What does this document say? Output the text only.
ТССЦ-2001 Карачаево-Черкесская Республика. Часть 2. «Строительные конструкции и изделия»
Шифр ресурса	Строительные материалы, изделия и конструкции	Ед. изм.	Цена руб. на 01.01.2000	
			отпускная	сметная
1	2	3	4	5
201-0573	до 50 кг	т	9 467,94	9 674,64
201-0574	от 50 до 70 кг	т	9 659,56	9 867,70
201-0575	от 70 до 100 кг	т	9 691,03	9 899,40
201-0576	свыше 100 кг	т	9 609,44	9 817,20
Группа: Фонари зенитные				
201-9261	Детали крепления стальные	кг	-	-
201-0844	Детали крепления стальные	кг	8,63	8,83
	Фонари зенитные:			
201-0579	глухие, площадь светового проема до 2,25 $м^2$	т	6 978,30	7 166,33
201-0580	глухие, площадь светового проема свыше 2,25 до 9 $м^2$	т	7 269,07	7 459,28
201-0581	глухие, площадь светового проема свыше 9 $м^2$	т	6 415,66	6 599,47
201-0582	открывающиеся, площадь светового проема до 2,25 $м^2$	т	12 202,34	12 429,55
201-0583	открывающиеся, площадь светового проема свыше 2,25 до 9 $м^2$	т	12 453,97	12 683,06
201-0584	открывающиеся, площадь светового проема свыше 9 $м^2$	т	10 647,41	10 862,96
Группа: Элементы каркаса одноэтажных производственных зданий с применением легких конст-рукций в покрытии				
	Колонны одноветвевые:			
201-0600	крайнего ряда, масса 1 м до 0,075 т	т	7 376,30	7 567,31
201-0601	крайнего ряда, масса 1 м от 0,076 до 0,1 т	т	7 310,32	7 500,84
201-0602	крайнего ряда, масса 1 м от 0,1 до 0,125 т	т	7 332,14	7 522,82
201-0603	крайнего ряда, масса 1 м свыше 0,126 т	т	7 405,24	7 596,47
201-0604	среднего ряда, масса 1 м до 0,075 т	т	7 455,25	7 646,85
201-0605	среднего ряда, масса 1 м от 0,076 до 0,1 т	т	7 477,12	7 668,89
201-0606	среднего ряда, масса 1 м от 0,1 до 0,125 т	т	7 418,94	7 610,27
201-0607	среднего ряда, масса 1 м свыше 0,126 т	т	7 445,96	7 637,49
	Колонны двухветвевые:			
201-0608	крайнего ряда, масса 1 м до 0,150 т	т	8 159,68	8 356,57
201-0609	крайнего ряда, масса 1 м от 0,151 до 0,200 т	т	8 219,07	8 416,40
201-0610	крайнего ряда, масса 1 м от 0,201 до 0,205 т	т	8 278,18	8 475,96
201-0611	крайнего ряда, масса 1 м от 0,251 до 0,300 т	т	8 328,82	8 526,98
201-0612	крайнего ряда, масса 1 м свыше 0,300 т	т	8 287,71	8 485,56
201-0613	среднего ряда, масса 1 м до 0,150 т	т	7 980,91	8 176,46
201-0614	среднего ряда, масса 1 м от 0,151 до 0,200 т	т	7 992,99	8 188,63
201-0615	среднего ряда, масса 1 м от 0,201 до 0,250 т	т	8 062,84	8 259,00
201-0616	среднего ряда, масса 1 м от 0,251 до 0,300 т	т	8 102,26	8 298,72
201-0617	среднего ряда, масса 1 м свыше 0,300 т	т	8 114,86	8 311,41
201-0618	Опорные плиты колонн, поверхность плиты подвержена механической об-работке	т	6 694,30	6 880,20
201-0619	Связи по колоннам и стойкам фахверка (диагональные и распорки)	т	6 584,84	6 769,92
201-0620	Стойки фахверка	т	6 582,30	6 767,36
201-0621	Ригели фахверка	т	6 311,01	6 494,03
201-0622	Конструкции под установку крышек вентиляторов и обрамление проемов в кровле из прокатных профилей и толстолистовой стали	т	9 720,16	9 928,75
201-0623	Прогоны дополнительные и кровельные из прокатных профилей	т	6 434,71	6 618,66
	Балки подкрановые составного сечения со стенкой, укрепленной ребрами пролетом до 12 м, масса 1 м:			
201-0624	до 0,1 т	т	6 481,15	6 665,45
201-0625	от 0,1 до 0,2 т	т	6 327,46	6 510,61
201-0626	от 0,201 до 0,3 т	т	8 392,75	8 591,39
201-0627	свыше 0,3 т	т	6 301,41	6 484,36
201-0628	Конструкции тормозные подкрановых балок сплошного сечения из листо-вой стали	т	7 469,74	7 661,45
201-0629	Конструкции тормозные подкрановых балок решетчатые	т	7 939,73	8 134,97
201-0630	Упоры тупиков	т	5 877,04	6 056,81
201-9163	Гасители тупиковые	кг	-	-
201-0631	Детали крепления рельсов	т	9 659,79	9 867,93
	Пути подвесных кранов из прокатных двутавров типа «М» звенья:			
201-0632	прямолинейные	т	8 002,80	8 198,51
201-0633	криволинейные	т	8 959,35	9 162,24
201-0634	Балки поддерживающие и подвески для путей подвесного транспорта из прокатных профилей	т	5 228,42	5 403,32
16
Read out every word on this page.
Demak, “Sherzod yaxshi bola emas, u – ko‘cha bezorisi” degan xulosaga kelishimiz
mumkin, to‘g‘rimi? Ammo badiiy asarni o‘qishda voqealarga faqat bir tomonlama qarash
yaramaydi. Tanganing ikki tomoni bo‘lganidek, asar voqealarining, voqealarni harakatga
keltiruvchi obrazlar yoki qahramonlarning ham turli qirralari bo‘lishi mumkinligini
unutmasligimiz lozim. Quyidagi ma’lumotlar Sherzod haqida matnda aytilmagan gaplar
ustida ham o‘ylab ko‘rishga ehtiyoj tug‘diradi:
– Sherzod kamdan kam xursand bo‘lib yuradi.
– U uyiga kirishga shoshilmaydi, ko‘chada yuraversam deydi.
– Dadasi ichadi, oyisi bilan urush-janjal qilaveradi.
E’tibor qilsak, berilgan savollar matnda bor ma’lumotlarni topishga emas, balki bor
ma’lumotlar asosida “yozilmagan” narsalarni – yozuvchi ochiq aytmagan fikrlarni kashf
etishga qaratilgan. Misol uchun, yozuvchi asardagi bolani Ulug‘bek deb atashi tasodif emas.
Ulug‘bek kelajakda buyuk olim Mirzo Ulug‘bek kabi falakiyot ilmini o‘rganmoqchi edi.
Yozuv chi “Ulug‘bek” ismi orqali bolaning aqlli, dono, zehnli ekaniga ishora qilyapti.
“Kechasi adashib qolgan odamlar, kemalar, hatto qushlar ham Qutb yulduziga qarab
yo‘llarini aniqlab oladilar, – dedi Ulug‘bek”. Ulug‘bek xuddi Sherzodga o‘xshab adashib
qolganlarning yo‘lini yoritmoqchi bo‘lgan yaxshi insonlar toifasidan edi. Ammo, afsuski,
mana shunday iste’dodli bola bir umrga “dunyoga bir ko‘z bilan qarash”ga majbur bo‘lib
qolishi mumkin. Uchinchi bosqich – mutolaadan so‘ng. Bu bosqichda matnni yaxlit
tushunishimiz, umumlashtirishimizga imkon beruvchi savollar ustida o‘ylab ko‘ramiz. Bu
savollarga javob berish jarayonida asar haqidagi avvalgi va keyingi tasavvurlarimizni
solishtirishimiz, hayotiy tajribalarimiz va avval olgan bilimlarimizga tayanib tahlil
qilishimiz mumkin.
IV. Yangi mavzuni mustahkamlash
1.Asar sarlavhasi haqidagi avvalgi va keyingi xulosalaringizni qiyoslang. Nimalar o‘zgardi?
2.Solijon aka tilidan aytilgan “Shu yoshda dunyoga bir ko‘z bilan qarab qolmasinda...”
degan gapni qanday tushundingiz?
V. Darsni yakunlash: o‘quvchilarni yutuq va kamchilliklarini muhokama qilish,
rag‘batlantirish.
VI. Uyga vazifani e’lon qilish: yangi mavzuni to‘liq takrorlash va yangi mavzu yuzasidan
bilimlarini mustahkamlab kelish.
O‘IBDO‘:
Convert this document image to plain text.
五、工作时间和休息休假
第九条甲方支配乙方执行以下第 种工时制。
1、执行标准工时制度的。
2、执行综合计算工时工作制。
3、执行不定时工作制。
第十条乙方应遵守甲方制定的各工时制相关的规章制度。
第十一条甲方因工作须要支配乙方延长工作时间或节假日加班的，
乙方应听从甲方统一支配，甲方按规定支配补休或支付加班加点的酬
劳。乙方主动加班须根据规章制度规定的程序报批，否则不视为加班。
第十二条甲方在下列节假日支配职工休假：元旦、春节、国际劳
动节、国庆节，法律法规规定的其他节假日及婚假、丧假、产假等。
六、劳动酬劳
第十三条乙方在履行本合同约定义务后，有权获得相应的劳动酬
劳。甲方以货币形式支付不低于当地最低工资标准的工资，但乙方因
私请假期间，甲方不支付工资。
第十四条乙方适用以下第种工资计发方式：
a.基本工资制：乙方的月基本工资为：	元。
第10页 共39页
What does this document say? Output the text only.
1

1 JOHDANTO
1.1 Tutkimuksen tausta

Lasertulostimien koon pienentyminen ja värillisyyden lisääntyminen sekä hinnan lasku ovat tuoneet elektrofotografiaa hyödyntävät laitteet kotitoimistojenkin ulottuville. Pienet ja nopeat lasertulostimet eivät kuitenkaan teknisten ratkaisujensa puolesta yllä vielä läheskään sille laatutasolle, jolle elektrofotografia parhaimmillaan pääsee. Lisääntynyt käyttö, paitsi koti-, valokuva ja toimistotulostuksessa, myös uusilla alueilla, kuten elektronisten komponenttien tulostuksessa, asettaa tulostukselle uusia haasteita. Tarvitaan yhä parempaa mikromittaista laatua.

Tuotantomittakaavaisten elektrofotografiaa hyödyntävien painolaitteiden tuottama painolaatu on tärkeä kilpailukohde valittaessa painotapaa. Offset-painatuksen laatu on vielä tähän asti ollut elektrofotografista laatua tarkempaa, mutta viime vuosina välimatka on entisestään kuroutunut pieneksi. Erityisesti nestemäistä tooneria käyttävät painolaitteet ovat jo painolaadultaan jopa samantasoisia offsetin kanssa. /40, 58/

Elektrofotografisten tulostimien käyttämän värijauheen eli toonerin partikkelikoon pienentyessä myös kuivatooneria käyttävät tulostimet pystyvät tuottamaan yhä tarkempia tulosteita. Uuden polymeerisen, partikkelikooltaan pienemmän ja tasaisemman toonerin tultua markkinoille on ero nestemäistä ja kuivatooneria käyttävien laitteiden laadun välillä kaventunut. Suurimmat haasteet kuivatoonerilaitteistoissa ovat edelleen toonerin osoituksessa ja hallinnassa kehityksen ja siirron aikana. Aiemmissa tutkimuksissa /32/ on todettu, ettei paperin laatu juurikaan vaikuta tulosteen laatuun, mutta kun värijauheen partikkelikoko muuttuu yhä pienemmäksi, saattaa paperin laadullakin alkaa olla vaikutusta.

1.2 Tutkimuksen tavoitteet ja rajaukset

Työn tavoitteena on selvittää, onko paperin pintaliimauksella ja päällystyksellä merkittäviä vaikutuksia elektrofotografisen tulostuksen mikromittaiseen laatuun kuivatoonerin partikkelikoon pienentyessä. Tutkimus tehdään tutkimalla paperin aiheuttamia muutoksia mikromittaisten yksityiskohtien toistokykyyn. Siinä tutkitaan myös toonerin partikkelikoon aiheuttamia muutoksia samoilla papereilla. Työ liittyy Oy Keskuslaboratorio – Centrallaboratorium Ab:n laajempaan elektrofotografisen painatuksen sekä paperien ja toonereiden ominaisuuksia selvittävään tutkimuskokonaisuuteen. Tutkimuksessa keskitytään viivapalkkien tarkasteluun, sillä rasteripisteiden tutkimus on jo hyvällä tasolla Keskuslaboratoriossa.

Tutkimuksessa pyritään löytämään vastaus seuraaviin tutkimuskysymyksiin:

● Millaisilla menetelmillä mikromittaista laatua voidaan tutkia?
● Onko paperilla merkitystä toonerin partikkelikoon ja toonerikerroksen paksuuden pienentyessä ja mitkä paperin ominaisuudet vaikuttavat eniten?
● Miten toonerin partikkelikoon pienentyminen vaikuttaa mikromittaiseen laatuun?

[YOUR TASK] Give only the number of lines in the preceding material that contain the string "keyingi".

[RESULT OF THIS EXERCISE] 2